==== Recorded information

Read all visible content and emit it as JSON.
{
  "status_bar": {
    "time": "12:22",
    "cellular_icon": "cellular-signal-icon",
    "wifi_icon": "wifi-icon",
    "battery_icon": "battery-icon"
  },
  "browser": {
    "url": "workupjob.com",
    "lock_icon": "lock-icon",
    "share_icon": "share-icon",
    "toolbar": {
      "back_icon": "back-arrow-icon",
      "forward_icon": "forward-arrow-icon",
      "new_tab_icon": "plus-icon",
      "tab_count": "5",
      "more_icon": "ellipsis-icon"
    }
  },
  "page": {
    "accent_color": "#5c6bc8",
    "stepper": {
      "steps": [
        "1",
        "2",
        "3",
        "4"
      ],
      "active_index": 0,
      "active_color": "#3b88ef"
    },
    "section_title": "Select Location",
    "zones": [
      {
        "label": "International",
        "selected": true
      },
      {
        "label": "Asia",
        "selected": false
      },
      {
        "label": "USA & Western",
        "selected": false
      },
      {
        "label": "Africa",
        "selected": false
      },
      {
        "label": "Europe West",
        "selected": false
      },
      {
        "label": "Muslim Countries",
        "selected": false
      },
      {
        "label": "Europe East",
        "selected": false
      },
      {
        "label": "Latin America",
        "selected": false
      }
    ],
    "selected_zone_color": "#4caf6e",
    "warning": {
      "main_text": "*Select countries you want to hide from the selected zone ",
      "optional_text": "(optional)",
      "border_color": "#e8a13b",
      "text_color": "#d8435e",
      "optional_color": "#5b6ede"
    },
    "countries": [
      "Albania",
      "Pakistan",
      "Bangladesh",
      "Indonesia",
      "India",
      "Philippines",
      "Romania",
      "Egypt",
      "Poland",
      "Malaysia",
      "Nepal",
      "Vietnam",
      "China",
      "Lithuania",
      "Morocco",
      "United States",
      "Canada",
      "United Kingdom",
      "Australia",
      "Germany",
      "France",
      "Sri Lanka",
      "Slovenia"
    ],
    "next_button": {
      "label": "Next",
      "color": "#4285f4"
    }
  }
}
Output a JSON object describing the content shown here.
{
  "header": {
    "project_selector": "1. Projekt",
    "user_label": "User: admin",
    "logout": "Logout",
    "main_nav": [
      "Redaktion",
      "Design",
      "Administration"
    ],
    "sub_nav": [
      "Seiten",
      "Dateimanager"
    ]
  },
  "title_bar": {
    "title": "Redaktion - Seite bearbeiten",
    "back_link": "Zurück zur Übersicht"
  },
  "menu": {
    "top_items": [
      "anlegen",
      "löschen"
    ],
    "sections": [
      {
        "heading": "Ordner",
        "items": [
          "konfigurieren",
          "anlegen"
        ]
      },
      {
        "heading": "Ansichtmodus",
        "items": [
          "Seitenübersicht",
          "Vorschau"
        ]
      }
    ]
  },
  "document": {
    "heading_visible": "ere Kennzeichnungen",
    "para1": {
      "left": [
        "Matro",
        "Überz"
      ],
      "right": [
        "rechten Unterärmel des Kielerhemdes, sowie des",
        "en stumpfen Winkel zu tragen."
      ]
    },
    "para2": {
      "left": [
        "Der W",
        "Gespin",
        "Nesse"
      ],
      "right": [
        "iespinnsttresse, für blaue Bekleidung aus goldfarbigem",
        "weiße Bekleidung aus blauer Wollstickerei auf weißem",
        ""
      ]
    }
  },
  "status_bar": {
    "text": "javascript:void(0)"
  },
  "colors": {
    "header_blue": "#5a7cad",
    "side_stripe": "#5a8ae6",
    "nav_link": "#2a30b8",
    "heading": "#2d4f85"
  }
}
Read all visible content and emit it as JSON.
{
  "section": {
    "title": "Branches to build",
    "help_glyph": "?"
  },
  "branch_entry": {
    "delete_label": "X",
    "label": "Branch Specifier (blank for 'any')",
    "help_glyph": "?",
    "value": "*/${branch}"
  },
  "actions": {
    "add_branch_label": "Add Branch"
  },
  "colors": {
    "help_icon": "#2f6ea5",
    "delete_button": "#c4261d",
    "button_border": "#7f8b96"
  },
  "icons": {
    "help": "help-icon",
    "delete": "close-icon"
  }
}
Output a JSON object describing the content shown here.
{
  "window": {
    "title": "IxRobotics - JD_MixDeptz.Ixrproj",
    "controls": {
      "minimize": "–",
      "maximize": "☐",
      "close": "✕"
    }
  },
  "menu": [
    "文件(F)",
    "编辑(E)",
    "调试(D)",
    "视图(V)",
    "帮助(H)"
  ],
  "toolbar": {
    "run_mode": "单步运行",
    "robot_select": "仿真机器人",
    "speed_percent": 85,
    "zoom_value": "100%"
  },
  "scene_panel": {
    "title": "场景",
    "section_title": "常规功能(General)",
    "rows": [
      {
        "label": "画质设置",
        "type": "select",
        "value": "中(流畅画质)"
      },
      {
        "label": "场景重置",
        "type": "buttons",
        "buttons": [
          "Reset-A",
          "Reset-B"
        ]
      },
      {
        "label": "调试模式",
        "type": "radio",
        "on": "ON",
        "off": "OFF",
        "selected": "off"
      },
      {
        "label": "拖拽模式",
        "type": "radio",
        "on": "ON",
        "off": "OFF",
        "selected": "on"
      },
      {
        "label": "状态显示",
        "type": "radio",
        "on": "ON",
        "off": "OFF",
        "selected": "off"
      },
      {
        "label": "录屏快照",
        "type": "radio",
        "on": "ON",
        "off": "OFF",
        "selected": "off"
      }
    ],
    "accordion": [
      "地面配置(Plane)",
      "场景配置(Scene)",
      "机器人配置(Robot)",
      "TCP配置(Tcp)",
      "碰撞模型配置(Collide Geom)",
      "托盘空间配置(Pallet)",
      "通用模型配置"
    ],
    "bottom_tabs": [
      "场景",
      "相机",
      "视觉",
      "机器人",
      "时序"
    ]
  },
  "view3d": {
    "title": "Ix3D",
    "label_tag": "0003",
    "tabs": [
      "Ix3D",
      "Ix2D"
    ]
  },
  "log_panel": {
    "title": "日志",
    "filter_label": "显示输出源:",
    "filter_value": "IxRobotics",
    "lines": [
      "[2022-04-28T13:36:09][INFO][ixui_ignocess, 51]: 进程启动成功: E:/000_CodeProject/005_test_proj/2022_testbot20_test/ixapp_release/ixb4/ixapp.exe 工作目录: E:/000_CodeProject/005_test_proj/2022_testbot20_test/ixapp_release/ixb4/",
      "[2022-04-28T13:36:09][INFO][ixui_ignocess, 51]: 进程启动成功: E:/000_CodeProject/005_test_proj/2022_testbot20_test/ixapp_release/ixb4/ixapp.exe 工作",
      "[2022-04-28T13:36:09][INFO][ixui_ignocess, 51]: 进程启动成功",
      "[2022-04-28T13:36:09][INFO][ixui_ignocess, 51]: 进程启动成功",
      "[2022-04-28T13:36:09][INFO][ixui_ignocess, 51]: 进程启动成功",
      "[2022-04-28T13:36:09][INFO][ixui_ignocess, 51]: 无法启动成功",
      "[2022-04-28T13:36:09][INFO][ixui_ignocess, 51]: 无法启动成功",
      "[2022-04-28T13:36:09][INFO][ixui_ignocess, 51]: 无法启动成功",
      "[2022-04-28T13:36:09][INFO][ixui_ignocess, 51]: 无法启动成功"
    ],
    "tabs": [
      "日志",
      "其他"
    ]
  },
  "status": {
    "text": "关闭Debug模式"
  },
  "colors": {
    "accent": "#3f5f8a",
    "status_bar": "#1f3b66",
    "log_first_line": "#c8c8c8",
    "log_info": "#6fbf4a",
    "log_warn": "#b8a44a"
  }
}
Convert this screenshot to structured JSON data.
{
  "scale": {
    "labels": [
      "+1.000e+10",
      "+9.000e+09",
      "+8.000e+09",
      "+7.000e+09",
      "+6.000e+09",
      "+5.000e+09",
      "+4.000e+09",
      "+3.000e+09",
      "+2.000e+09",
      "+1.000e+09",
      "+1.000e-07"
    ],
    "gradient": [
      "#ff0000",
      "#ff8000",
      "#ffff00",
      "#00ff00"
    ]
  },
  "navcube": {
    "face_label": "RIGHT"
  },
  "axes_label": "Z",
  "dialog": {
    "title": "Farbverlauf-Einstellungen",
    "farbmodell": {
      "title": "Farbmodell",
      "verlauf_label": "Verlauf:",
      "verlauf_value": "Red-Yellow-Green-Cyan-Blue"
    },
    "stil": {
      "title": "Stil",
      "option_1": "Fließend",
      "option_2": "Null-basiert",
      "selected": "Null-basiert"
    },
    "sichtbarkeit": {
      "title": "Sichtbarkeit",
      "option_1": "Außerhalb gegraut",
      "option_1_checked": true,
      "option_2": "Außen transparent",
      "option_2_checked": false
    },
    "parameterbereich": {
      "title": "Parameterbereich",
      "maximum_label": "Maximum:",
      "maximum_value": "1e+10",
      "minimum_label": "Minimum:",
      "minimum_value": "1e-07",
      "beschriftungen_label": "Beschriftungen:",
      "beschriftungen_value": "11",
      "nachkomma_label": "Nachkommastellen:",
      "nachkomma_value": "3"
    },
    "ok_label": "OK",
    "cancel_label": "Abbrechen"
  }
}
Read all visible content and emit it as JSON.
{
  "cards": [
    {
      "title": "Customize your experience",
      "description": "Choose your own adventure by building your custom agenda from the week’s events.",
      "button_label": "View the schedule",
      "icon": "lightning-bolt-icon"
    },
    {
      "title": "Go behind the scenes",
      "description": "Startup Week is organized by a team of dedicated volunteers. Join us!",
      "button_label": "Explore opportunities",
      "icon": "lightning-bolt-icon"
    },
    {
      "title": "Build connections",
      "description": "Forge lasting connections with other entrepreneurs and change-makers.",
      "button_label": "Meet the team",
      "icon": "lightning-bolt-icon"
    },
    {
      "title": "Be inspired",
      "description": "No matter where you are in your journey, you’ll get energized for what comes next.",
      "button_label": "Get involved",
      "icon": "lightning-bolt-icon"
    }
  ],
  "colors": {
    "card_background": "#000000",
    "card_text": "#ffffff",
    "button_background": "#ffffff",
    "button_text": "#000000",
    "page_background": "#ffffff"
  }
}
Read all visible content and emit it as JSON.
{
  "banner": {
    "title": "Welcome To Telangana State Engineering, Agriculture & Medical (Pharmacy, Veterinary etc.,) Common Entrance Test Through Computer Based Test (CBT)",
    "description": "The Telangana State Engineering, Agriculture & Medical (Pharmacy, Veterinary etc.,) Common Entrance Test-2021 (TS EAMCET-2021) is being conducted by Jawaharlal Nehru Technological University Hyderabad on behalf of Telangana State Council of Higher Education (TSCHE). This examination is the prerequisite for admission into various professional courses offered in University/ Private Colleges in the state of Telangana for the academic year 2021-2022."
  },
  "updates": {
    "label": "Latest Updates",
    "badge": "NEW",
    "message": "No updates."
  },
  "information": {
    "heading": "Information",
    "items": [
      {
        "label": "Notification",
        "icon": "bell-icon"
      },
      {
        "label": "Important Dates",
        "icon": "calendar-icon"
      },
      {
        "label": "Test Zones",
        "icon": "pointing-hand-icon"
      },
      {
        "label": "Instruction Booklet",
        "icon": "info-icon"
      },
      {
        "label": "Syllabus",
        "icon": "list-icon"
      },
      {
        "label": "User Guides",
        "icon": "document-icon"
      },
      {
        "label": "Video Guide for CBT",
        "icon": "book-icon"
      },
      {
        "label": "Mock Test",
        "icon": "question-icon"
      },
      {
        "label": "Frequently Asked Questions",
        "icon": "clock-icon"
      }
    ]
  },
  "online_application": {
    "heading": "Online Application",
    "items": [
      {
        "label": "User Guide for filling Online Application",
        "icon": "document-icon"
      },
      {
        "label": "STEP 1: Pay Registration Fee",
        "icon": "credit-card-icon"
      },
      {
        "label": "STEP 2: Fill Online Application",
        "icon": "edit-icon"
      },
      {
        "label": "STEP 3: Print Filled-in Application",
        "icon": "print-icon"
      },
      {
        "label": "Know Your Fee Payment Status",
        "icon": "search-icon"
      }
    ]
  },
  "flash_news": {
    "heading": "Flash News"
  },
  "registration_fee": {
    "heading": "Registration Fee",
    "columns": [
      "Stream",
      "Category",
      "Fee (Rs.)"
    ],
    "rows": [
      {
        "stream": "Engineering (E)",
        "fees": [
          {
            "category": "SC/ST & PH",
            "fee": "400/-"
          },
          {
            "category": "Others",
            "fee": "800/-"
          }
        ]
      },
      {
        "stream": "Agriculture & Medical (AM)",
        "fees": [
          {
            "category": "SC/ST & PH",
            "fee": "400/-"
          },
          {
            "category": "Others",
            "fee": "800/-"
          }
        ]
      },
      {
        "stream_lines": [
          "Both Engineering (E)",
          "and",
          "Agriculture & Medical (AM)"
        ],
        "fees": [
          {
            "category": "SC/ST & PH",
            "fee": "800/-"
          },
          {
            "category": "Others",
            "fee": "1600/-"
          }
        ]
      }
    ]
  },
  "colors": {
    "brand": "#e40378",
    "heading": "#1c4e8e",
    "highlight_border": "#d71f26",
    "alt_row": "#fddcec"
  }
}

========

Exercise prompt —
Say how many lines hold the word "Null", giving the number and nothing else.

Written answer —
2